* Work instructions
Say how many lines contain "Christian", using only the number.

* Material for this task
────────────────

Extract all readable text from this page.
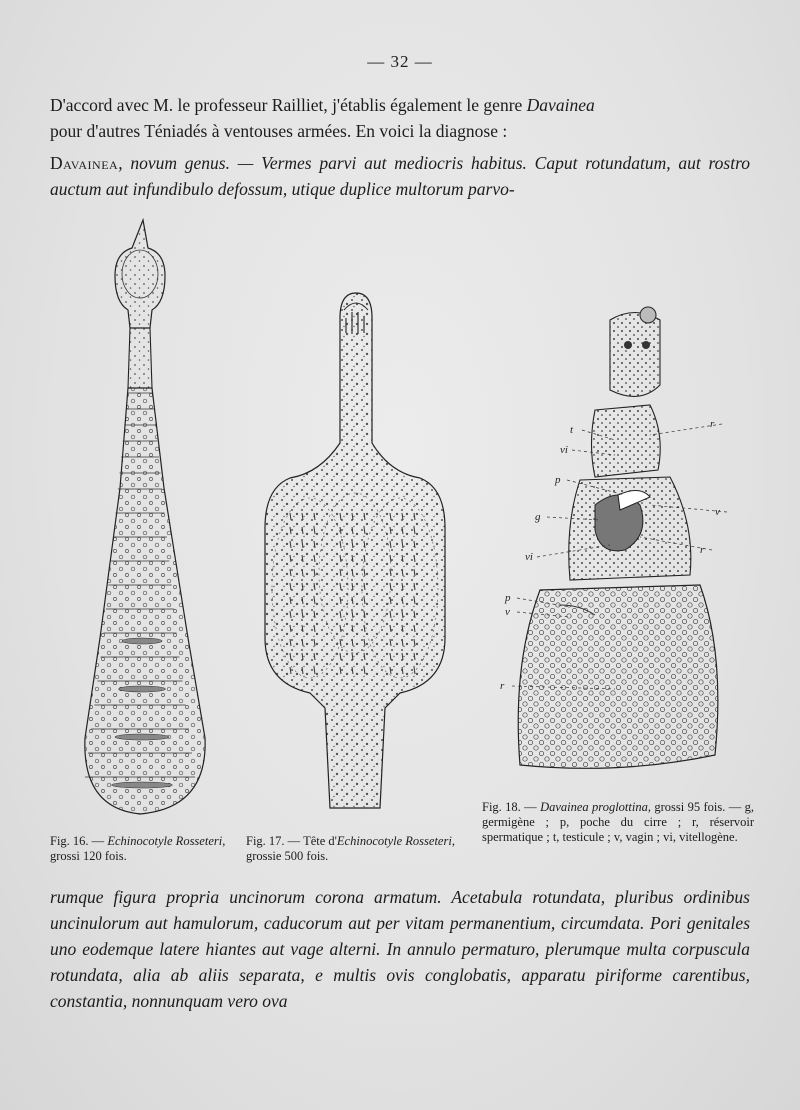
— 32 —

D'accord avec M. le professeur Railliet, j'établis également le genre Davainea

pour d'autres Téniadés à ventouses armées. En voici la diagnose :

Davainea, novum genus. — Vermes parvi aut mediocris habitus. Caput rotundatum, aut rostro auctum aut infundibulo defossum, utique duplice multorum parvo-

t	r
vi
p
v
g
r
vi
p
v
r
Fig. 16. — Echinocotyle Rosseteri, grossi 120 fois.
Fig. 17. — Tête d'Echinocotyle Rosseteri, grossie 500 fois.
Fig. 18. — Davainea proglottina, grossi 95 fois. — g, germigène ; p, poche du cirre ; r, réservoir spermatique ; t, testicule ; v, vagin ; vi, vitellogène.

rumque figura propria uncinorum corona armatum. Acetabula rotundata, pluribus ordinibus uncinulorum aut hamulorum, caducorum aut per vitam permanentium, circumdata. Pori genitales uno eodemque latere hiantes aut vage alterni. In annulo permaturo, plerumque multa corpuscula rotundata, alia ab aliis separata, e multis ovis conglobatis, apparatu piriforme carentibus, constantia, nonnunquam vero ova
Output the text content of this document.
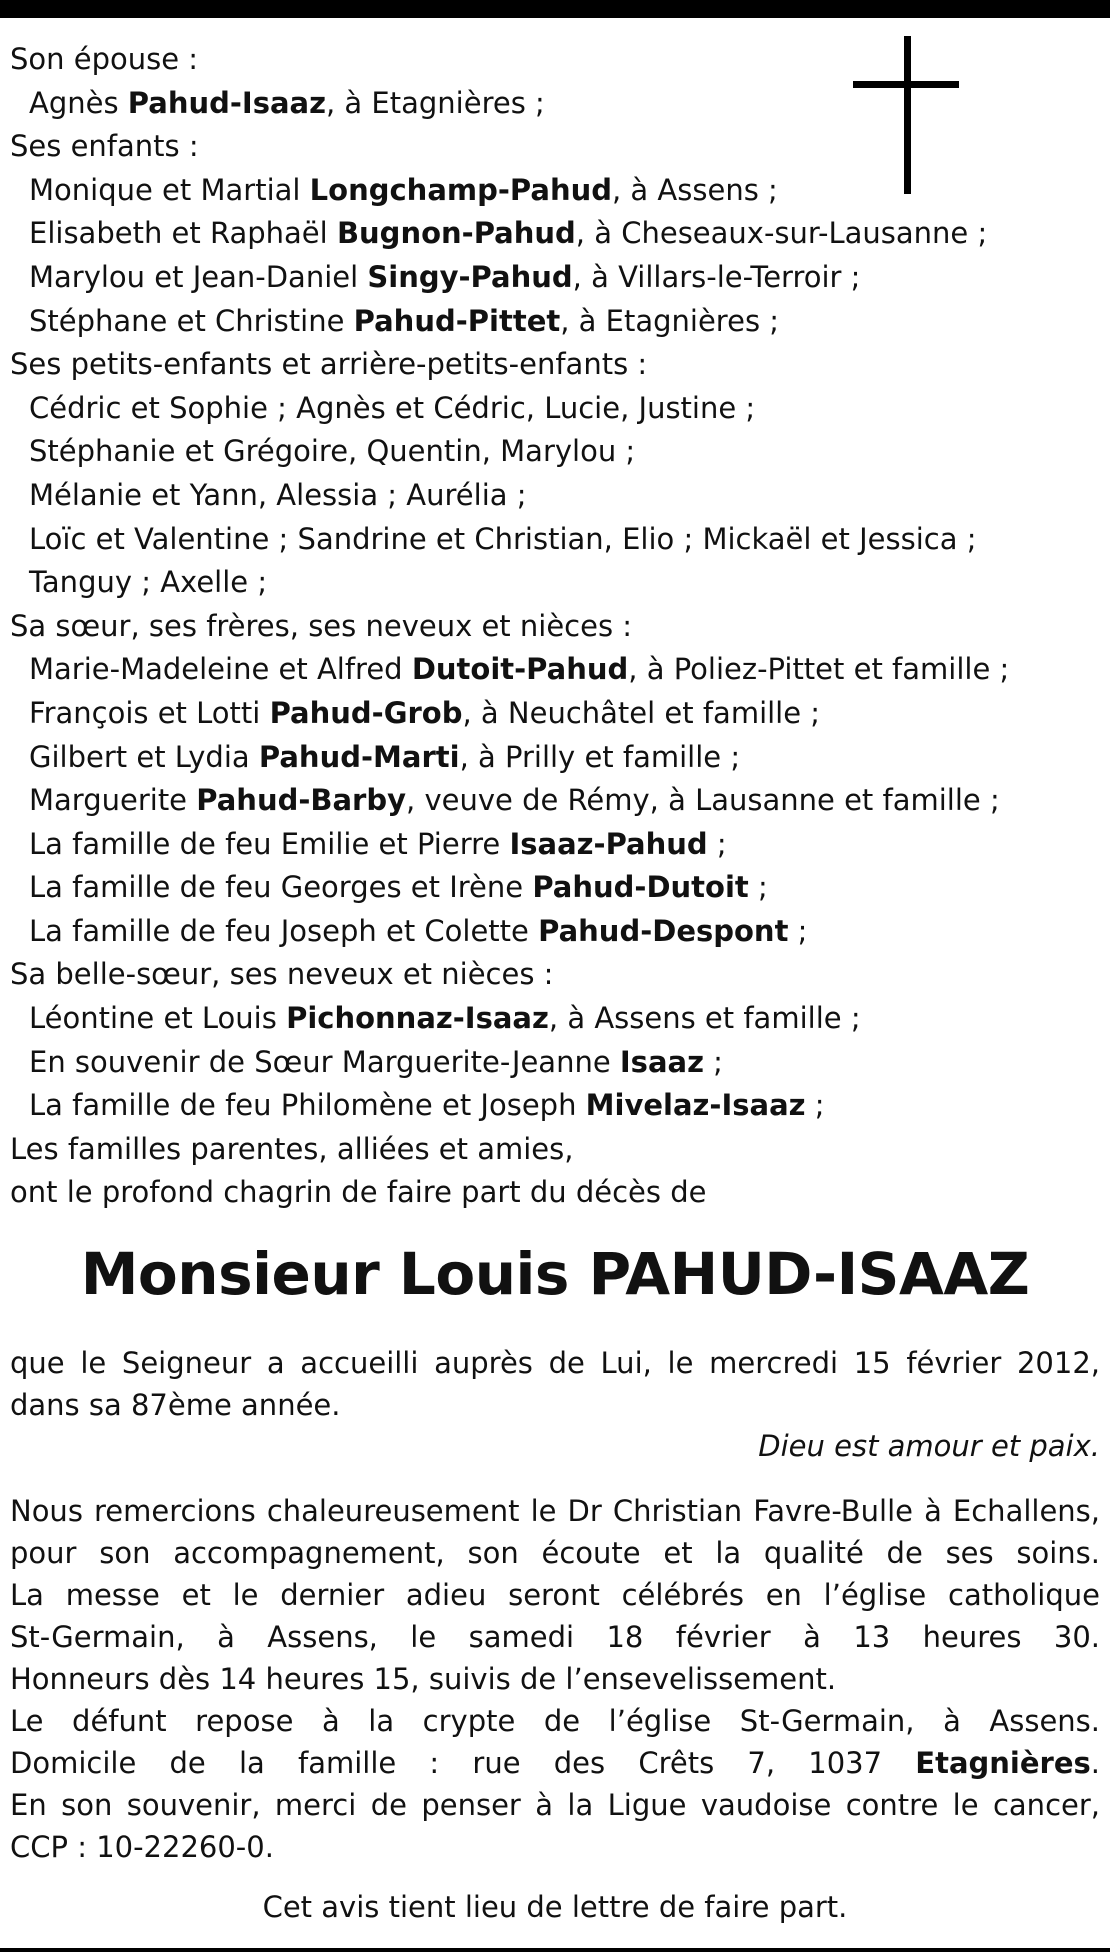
Son épouse :
Agnès Pahud-Isaaz, à Etagnières ;
Ses enfants :
Monique et Martial Longchamp-Pahud, à Assens ;
Elisabeth et Raphaël Bugnon-Pahud, à Cheseaux-sur-Lausanne ;
Marylou et Jean-Daniel Singy-Pahud, à Villars-le-Terroir ;
Stéphane et Christine Pahud-Pittet, à Etagnières ;
Ses petits-enfants et arrière-petits-enfants :
Cédric et Sophie ; Agnès et Cédric, Lucie, Justine ;
Stéphanie et Grégoire, Quentin, Marylou ;
Mélanie et Yann, Alessia ; Aurélia ;
Loïc et Valentine ; Sandrine et Christian, Elio ; Mickaël et Jessica ;
Tanguy ; Axelle ;
Sa sœur, ses frères, ses neveux et nièces :
Marie-Madeleine et Alfred Dutoit-Pahud, à Poliez-Pittet et famille ;
François et Lotti Pahud-Grob, à Neuchâtel et famille ;
Gilbert et Lydia Pahud-Marti, à Prilly et famille ;
Marguerite Pahud-Barby, veuve de Rémy, à Lausanne et famille ;
La famille de feu Emilie et Pierre Isaaz-Pahud ;
La famille de feu Georges et Irène Pahud-Dutoit ;
La famille de feu Joseph et Colette Pahud-Despont ;
Sa belle-sœur, ses neveux et nièces :
Léontine et Louis Pichonnaz-Isaaz, à Assens et famille ;
En souvenir de Sœur Marguerite-Jeanne Isaaz ;
La famille de feu Philomène et Joseph Mivelaz-Isaaz ;
Les familles parentes, alliées et amies,
ont le profond chagrin de faire part du décès de
Monsieur Louis PAHUD-ISAAZ
que le Seigneur a accueilli auprès de Lui, le mercredi 15 février 2012,
dans sa 87ème année.
Dieu est amour et paix.
Nous remercions chaleureusement le Dr Christian Favre-Bulle à Echallens,
pour son accompagnement, son écoute et la qualité de ses soins.
La messe et le dernier adieu seront célébrés en l’église catholique
St-Germain, à Assens, le samedi 18 février à 13 heures 30.
Honneurs dès 14 heures 15, suivis de l’ensevelissement.
Le défunt repose à la crypte de l’église St-Germain, à Assens.
Domicile de la famille : rue des Crêts 7, 1037 Etagnières.
En son souvenir, merci de penser à la Ligue vaudoise contre le cancer,
CCP : 10-22260-0.
Cet avis tient lieu de lettre de faire part.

────────────────

* Correct response
2